→ **Task requirements**
Your answer should be one number: how many lines of the data include the string "Index"?

--- Begin Given data ---

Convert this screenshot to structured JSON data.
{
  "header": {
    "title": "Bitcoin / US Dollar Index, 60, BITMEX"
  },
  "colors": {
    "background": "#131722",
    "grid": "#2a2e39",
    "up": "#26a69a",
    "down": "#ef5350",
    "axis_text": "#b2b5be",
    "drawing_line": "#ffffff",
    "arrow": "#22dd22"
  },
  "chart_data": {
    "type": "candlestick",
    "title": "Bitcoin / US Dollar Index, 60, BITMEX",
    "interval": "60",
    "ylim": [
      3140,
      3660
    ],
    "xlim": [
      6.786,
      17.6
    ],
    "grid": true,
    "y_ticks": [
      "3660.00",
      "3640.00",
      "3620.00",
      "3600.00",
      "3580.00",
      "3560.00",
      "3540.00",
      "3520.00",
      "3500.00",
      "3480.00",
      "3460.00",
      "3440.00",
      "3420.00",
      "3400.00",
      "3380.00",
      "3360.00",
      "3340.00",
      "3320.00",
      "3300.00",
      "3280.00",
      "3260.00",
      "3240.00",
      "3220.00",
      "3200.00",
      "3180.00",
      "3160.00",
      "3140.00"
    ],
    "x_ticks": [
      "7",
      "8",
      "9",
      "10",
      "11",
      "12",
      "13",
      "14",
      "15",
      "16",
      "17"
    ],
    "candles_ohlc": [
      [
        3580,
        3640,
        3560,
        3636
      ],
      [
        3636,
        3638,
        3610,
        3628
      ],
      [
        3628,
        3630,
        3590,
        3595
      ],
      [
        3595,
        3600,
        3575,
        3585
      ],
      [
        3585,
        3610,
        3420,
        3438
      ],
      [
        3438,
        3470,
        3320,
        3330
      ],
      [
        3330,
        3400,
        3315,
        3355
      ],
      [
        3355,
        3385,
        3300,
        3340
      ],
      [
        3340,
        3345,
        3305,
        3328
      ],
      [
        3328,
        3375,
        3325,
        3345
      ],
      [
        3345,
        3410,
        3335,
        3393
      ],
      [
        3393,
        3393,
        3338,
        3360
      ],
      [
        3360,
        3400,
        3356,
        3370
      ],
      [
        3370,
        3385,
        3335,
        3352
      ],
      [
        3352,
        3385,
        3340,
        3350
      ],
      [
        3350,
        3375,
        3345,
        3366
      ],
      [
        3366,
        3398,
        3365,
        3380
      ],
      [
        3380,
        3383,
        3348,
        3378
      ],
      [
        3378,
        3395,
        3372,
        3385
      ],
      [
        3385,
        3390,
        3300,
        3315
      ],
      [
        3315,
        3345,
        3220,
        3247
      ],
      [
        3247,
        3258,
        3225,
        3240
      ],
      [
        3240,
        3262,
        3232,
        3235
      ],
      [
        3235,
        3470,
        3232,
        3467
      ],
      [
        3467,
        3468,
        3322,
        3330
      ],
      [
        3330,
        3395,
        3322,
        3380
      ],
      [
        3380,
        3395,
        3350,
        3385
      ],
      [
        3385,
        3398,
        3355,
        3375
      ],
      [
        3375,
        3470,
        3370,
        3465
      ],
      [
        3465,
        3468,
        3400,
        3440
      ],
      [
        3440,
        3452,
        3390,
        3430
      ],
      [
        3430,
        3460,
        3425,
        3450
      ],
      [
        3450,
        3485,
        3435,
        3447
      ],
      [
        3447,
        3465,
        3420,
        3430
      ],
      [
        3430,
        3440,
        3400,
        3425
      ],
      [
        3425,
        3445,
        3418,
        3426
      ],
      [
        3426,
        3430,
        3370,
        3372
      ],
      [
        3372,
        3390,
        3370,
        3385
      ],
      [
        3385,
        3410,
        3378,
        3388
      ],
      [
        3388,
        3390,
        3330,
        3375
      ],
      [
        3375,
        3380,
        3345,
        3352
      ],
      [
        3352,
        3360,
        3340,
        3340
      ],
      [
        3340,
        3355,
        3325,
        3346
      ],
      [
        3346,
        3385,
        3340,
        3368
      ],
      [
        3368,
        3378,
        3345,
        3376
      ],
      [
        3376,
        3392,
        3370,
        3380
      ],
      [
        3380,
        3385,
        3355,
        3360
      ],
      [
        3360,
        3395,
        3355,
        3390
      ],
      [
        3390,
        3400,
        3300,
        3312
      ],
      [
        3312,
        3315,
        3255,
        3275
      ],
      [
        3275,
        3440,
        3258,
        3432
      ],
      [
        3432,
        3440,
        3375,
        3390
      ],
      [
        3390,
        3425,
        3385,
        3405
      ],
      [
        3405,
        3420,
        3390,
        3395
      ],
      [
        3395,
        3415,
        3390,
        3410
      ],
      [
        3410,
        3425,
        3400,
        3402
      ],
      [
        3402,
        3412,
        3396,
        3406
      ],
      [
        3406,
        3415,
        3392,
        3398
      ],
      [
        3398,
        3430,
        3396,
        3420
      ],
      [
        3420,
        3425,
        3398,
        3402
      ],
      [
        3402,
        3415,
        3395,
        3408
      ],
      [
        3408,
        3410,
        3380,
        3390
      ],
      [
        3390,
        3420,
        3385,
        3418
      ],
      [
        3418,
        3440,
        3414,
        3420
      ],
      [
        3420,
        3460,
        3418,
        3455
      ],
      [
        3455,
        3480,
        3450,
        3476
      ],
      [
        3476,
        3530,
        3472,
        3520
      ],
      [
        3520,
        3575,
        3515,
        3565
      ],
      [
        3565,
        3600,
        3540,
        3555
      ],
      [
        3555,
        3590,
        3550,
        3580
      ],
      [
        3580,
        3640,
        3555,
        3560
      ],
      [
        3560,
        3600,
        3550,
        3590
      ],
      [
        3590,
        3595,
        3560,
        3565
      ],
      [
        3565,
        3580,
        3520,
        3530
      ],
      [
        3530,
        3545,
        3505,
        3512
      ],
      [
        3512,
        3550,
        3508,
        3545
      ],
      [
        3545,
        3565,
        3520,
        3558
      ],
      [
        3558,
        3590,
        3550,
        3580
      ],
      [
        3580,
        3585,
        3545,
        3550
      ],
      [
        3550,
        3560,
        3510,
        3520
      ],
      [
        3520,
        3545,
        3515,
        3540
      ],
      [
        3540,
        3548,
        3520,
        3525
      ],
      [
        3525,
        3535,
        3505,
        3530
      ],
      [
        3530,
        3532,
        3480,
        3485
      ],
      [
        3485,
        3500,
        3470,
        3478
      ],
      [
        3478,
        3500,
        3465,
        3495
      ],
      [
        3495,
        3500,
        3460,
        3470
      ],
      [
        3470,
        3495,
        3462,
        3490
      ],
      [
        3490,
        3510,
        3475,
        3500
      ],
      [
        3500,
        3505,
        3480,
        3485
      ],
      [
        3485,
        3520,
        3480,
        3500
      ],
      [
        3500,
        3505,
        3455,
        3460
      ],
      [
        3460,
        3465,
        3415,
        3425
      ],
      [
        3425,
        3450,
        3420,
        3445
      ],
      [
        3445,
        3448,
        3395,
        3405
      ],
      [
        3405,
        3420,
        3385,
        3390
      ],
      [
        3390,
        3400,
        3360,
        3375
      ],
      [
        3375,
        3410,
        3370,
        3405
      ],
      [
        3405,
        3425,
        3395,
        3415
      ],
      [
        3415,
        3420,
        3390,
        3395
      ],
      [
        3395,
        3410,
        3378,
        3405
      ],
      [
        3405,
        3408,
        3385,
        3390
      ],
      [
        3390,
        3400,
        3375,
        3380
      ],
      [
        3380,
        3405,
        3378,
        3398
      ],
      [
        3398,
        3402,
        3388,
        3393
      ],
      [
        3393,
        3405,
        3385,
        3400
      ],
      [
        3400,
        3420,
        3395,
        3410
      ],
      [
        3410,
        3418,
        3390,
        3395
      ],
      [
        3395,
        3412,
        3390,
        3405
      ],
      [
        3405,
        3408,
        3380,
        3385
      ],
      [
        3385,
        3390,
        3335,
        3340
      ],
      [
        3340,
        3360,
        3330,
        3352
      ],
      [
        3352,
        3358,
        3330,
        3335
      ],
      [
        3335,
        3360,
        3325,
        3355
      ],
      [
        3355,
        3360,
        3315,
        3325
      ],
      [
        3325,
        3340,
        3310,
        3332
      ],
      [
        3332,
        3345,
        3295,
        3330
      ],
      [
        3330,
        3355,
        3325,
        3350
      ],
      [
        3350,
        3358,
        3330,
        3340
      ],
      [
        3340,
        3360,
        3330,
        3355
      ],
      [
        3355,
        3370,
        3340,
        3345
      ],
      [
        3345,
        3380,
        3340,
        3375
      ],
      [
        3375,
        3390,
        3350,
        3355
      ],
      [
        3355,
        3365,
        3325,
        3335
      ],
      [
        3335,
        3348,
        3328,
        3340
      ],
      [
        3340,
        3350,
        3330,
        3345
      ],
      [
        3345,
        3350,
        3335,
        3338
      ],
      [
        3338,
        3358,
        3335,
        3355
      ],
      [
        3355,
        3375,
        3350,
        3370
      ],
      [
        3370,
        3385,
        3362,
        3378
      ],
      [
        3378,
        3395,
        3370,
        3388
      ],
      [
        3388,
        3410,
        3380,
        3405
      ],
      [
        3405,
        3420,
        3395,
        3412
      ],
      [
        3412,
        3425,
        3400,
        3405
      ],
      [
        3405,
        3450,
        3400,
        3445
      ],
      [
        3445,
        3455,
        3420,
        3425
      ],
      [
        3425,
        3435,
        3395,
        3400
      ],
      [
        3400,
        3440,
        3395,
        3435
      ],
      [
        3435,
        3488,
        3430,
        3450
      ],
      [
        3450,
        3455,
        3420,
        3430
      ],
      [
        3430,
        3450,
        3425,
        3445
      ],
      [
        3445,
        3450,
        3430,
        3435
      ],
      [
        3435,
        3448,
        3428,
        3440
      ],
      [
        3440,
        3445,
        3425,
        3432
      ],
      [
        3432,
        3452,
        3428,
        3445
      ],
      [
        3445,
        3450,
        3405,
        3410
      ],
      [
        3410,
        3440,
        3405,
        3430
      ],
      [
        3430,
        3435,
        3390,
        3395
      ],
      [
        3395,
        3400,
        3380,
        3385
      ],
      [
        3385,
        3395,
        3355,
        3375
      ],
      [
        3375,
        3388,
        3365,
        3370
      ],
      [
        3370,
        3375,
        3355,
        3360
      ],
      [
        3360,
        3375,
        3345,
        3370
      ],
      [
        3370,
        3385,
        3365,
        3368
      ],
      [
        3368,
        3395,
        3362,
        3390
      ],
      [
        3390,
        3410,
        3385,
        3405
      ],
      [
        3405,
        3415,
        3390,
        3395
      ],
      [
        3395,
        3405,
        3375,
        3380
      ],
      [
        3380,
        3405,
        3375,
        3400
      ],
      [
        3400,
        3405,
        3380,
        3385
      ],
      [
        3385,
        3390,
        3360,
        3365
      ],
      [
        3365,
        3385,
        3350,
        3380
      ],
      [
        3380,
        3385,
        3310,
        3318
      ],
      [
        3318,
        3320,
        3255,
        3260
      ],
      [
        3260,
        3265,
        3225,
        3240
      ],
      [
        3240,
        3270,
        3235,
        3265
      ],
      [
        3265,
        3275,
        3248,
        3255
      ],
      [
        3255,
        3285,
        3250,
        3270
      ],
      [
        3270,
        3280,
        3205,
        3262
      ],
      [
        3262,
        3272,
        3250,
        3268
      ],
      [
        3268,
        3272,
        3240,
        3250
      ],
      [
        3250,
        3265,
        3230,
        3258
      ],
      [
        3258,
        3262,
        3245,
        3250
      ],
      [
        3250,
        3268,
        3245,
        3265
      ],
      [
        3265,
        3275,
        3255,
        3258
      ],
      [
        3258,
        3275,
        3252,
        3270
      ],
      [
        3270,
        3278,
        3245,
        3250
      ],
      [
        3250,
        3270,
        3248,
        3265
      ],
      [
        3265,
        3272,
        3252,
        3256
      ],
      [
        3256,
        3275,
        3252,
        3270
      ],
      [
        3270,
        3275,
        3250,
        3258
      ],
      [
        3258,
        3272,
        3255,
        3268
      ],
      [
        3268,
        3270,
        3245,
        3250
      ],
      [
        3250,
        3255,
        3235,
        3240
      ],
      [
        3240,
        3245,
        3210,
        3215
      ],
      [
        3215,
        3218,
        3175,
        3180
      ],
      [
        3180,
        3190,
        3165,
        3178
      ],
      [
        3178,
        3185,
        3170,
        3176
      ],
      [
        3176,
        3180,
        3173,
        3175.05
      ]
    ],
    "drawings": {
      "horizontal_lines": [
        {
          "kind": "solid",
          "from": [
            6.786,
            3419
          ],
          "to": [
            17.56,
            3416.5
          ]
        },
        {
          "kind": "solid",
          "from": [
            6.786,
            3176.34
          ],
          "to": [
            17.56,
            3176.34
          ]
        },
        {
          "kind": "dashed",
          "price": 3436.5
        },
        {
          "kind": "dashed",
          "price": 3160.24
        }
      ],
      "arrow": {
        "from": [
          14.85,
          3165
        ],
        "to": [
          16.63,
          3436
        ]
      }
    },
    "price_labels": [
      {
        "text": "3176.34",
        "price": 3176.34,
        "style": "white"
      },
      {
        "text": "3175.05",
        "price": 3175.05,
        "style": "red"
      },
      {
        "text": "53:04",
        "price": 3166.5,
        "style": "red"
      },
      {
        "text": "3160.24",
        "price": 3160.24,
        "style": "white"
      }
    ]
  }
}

--- End Given data ---

→ **Response to the task**
2